[Dataset records]
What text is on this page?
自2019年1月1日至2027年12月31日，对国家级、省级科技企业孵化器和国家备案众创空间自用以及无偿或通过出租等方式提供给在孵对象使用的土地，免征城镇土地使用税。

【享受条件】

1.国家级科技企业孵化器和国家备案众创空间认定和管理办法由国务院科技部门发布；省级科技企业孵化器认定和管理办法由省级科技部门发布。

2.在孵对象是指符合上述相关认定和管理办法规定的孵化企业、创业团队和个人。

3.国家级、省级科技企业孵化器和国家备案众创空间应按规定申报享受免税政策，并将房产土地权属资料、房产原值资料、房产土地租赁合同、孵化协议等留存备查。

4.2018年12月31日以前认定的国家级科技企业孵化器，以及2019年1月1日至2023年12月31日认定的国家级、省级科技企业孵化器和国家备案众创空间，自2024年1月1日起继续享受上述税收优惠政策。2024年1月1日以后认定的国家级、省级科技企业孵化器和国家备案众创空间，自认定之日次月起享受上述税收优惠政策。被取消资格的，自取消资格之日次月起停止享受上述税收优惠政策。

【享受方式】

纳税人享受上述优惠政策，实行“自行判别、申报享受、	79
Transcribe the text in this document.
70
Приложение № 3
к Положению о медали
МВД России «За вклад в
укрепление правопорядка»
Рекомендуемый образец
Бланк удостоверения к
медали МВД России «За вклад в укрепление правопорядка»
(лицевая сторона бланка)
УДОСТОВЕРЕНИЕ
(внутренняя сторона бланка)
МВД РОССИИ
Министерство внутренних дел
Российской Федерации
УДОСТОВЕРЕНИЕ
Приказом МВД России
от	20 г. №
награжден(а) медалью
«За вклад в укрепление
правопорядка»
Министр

[What you will do] Restate word for word the lines from the one holding "Transcribe the text in this document." to the end of the listing, both ends included, and nothing more.

[Answer to this task]
Transcribe the text in this document.
70
Приложение № 3
к Положению о медали
МВД России «За вклад в
укрепление правопорядка»
Рекомендуемый образец
Бланк удостоверения к
медали МВД России «За вклад в укрепление правопорядка»
(лицевая сторона бланка)
УДОСТОВЕРЕНИЕ
(внутренняя сторона бланка)
МВД РОССИИ
Министерство внутренних дел
Российской Федерации
УДОСТОВЕРЕНИЕ
Приказом МВД России
от	20 г. №
награжден(а) медалью
«За вклад в укрепление
правопорядка»
Министр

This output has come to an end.